■ GOAL OF THE EXERCISE ■
Skip the pictures and quote all of the lines exactly.

■ SOURCE RECORDS ■
<<<<

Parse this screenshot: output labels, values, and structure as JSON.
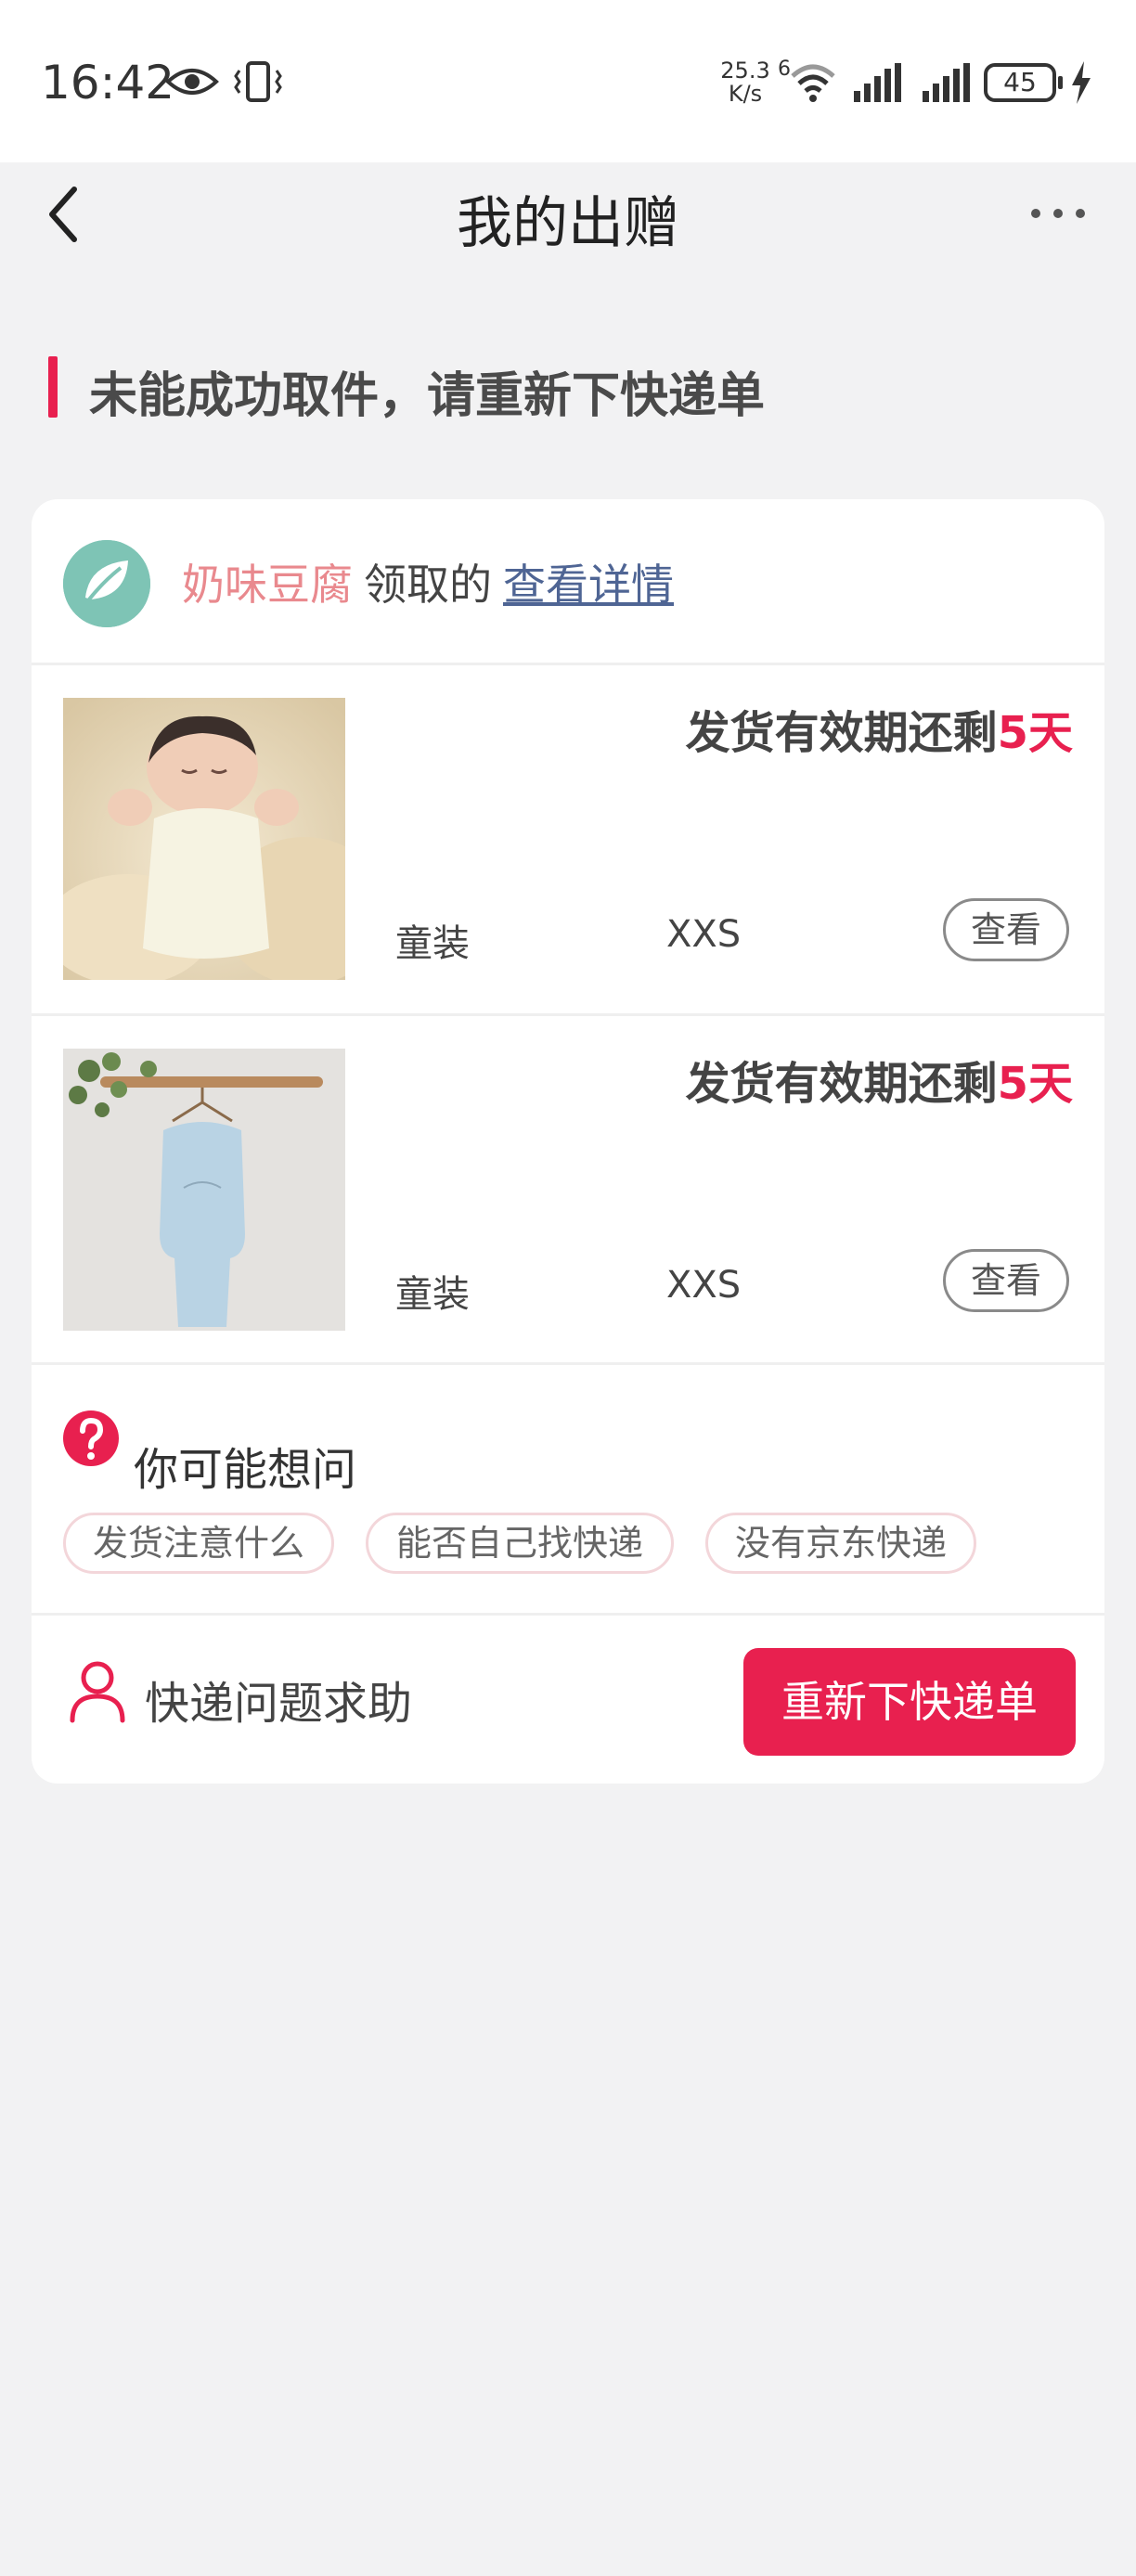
{
  "status_bar": {
    "time": "16:42",
    "net_speed_value": "25.3",
    "net_speed_unit": "K/s",
    "network_type": "6",
    "battery": "45",
    "icons": [
      "eye-icon",
      "vibrate-icon",
      "wifi-icon",
      "signal-icon",
      "signal-icon",
      "battery-icon",
      "charging-icon"
    ]
  },
  "nav": {
    "title": "我的出赠",
    "back_icon": "chevron-left-icon",
    "more_icon": "more-dots-icon"
  },
  "notice": {
    "text": "未能成功取件，请重新下快递单",
    "accent": "#e8204f"
  },
  "receiver": {
    "name": "奶味豆腐",
    "action": "领取的",
    "link": "查看详情"
  },
  "items": [
    {
      "deadline_prefix": "发货有效期还剩",
      "deadline_days": "5天",
      "category": "童装",
      "size": "XXS",
      "view_label": "查看"
    },
    {
      "deadline_prefix": "发货有效期还剩",
      "deadline_days": "5天",
      "category": "童装",
      "size": "XXS",
      "view_label": "查看"
    }
  ],
  "faq": {
    "title": "你可能想问",
    "chips": [
      "发货注意什么",
      "能否自己找快递",
      "没有京东快递"
    ]
  },
  "help": {
    "label": "快递问题求助",
    "button": "重新下快递单"
  },
  "colors": {
    "primary": "#e8204f",
    "page_bg": "#f2f2f3",
    "link": "#4f6594"
  }
}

>>>>

■ EXPECTED OUTPUT ■
Parse this screenshot: output labels, values, and structure as JSON.
{
  "status_bar": {
    "time": "16:42",
    "net_speed_value": "25.3",
    "net_speed_unit": "K/s",
    "network_type": "6",
    "battery": "45",
    "icons": [
      "eye-icon",
      "vibrate-icon",
      "wifi-icon",
      "signal-icon",
      "signal-icon",
      "battery-icon",
      "charging-icon"
    ]
  },
  "nav": {
    "title": "我的出赠",
    "back_icon": "chevron-left-icon",
    "more_icon": "more-dots-icon"
  },
  "notice": {
    "text": "未能成功取件，请重新下快递单",
    "accent": "#e8204f"
  },
  "receiver": {
    "name": "奶味豆腐",
    "action": "领取的",
    "link": "查看详情"
  },
  "items": [
    {
      "deadline_prefix": "发货有效期还剩",
      "deadline_days": "5天",
      "category": "童装",
      "size": "XXS",
      "view_label": "查看"
    },
    {
      "deadline_prefix": "发货有效期还剩",
      "deadline_days": "5天",
      "category": "童装",
      "size": "XXS",
      "view_label": "查看"
    }
  ],
  "faq": {
    "title": "你可能想问",
    "chips": [
      "发货注意什么",
      "能否自己找快递",
      "没有京东快递"
    ]
  },
  "help": {
    "label": "快递问题求助",
    "button": "重新下快递单"
  },
  "colors": {
    "primary": "#e8204f",
    "page_bg": "#f2f2f3",
    "link": "#4f6594"
  }
}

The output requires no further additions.